== PROBLEM REQUIREMENTS ==
Repeat every record below exactly as it appears.

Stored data
=-=-=

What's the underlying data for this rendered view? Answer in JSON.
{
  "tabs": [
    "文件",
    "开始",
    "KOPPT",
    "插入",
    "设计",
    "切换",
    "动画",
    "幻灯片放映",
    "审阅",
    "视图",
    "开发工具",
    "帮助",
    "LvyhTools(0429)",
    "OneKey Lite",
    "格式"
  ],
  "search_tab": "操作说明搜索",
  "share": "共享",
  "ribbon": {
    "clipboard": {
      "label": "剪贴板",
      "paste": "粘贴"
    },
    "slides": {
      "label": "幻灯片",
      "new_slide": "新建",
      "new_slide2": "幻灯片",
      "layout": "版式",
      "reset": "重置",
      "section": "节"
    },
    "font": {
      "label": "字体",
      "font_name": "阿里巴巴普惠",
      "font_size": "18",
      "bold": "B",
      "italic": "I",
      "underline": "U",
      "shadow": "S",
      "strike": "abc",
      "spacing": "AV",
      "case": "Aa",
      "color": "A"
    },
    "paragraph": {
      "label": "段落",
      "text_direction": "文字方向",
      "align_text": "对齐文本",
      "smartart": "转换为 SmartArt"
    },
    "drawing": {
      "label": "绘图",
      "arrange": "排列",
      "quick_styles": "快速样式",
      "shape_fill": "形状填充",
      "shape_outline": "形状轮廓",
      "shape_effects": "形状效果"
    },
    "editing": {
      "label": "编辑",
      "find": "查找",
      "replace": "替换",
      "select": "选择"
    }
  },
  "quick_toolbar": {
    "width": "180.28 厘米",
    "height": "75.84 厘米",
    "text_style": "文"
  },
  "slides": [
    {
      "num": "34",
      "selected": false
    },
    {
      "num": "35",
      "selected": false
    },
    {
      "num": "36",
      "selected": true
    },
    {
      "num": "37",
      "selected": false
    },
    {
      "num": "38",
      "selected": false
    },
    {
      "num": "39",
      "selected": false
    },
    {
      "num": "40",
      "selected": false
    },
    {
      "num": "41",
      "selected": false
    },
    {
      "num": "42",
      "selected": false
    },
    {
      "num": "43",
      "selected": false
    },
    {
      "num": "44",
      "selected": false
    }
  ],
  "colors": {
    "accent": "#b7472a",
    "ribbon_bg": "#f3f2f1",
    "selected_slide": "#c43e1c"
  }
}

=-=-=

== OUTPUT BELOW ==
What's the underlying data for this rendered view? Answer in JSON.
{
  "tabs": [
    "文件",
    "开始",
    "KOPPT",
    "插入",
    "设计",
    "切换",
    "动画",
    "幻灯片放映",
    "审阅",
    "视图",
    "开发工具",
    "帮助",
    "LvyhTools(0429)",
    "OneKey Lite",
    "格式"
  ],
  "search_tab": "操作说明搜索",
  "share": "共享",
  "ribbon": {
    "clipboard": {
      "label": "剪贴板",
      "paste": "粘贴"
    },
    "slides": {
      "label": "幻灯片",
      "new_slide": "新建",
      "new_slide2": "幻灯片",
      "layout": "版式",
      "reset": "重置",
      "section": "节"
    },
    "font": {
      "label": "字体",
      "font_name": "阿里巴巴普惠",
      "font_size": "18",
      "bold": "B",
      "italic": "I",
      "underline": "U",
      "shadow": "S",
      "strike": "abc",
      "spacing": "AV",
      "case": "Aa",
      "color": "A"
    },
    "paragraph": {
      "label": "段落",
      "text_direction": "文字方向",
      "align_text": "对齐文本",
      "smartart": "转换为 SmartArt"
    },
    "drawing": {
      "label": "绘图",
      "arrange": "排列",
      "quick_styles": "快速样式",
      "shape_fill": "形状填充",
      "shape_outline": "形状轮廓",
      "shape_effects": "形状效果"
    },
    "editing": {
      "label": "编辑",
      "find": "查找",
      "replace": "替换",
      "select": "选择"
    }
  },
  "quick_toolbar": {
    "width": "180.28 厘米",
    "height": "75.84 厘米",
    "text_style": "文"
  },
  "slides": [
    {
      "num": "34",
      "selected": false
    },
    {
      "num": "35",
      "selected": false
    },
    {
      "num": "36",
      "selected": true
    },
    {
      "num": "37",
      "selected": false
    },
    {
      "num": "38",
      "selected": false
    },
    {
      "num": "39",
      "selected": false
    },
    {
      "num": "40",
      "selected": false
    },
    {
      "num": "41",
      "selected": false
    },
    {
      "num": "42",
      "selected": false
    },
    {
      "num": "43",
      "selected": false
    },
    {
      "num": "44",
      "selected": false
    }
  ],
  "colors": {
    "accent": "#b7472a",
    "ribbon_bg": "#f3f2f1",
    "selected_slide": "#c43e1c"
  }
}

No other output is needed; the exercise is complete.